(Passage for review Opens)
I just wanted to see if it was possible, it is not a sane thing to do.
PostgreSQL has a notification event system where you NOTIFY
on a notification channel and clients can LISTEN
for events.
QGIS already supports this for a convenient, remotely triggered refresh function of PostGIS layers by listening on the qgis
channel if a PostgreSQL connection exists:
- Load a PostGIS layer
- Set its symbology to something dynamically randomized so you see changes if the map is refreshed
- In the layer’s rendering options set it to refresh on notification
- In a PostgreSQL client trigger a notification event, e.g.
NOTIFY qgis, 'hi';
orSELECT pg_notify('qgis', 'refresh plz!');
- The layer is refreshed in QGIS
- You can set the layer(s) to refresh on any event on the qgis channel or only for specific messages. For example you could set each PostGIS layer to refresh on a different message, e.g. their table name and use that in a PostgreSQL trigger.
(Passage for review Closes)
== Work instruction 1 ==
Write out the part of the post on PostgreSQL notifications in QGIS starting at "QGIS already supports" and ending at "a PostgreSQL trigger.".
== Work instruction 2 ==
According to the post on PostgreSQL notifications in QGIS, which notification channel does QGIS listen on to refresh PostGIS layers?
(Raw data Opens)
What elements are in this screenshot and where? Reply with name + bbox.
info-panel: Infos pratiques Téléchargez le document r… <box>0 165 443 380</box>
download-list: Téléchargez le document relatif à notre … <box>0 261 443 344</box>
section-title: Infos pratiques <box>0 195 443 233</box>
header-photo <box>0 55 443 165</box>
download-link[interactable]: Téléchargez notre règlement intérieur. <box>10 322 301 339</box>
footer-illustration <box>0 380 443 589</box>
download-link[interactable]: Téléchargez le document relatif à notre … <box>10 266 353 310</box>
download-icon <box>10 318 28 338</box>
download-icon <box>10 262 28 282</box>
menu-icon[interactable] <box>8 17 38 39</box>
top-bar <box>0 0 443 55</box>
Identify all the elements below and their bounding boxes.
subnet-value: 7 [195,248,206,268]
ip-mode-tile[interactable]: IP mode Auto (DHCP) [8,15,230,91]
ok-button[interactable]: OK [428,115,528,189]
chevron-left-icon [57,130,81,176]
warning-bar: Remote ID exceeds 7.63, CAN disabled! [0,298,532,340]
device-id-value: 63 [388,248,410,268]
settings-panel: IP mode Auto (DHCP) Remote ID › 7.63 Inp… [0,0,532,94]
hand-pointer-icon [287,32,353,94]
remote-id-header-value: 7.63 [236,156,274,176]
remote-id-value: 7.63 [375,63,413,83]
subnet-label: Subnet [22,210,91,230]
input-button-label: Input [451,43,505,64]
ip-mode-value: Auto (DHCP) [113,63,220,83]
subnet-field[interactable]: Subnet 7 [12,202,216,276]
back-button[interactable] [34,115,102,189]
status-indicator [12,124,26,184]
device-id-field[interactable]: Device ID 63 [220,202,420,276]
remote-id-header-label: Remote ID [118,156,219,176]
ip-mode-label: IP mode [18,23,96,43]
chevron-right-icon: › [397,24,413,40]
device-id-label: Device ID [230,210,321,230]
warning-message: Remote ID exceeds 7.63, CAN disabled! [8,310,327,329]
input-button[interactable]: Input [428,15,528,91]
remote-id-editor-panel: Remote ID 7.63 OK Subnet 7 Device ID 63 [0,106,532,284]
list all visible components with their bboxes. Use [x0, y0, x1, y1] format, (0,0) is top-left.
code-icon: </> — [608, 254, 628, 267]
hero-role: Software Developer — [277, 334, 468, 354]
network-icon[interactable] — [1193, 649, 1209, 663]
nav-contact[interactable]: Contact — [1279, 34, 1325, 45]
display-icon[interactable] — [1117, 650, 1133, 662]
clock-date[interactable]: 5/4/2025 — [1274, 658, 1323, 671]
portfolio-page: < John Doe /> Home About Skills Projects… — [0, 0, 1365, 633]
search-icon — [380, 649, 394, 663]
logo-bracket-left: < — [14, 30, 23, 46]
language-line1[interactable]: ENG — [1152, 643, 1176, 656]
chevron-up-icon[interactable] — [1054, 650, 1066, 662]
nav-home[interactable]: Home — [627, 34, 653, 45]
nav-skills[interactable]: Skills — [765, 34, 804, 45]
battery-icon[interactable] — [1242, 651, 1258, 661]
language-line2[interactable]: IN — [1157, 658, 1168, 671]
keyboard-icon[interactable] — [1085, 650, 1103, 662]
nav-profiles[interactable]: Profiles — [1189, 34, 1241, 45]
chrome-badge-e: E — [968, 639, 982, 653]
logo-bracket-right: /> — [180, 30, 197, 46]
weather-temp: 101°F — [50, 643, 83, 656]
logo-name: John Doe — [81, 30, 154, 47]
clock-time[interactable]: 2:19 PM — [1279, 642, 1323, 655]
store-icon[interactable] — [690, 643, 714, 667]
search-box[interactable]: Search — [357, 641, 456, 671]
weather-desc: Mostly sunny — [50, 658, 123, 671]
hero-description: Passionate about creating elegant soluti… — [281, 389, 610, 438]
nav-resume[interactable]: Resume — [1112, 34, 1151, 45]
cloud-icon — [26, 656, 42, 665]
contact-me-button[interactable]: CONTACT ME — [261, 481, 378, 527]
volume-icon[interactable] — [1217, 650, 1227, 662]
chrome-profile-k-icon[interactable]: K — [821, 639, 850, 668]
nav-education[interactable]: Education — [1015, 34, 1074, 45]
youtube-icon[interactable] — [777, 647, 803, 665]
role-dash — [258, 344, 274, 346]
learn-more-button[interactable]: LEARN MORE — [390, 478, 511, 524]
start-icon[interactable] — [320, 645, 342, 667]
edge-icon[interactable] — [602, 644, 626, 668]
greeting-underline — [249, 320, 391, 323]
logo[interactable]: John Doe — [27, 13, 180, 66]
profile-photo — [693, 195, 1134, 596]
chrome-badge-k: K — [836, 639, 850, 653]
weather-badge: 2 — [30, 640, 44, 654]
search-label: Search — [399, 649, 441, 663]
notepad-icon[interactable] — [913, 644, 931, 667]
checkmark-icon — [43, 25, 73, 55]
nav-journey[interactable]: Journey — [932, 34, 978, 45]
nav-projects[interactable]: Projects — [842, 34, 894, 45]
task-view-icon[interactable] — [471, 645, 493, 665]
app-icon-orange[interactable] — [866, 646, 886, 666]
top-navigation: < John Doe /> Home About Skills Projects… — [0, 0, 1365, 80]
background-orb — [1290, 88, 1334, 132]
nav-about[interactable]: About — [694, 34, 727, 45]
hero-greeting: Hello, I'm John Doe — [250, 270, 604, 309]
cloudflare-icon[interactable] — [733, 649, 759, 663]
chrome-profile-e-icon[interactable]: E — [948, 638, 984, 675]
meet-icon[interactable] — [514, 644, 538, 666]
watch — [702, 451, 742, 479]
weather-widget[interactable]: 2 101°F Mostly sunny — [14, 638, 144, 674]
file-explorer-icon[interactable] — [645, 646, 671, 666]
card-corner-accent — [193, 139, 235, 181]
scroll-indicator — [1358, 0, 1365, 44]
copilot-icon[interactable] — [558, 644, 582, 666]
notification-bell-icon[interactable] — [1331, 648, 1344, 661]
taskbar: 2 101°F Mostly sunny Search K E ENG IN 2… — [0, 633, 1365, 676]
(Raw data Closes)
== Expected answer 1 ==
QGIS already supports this for a convenient, remotely triggered refresh function of PostGIS layers by listening on the qgis
channel if a PostgreSQL connection exists:
- Load a PostGIS layer
- Set its symbology to something dynamically randomized so you see changes if the map is refreshed
- In the layer’s rendering options set it to refresh on notification
- In a PostgreSQL client trigger a notification event, e.g.
NOTIFY qgis, 'hi';
orSELECT pg_notify('qgis', 'refresh plz!');
- The layer is refreshed in QGIS
- You can set the layer(s) to refresh on any event on the qgis channel or only for specific messages. For example you could set each PostGIS layer to refresh on a different message, e.g. their table name and use that in a PostgreSQL trigger.

== Expected answer 2 ==
The qgis channel.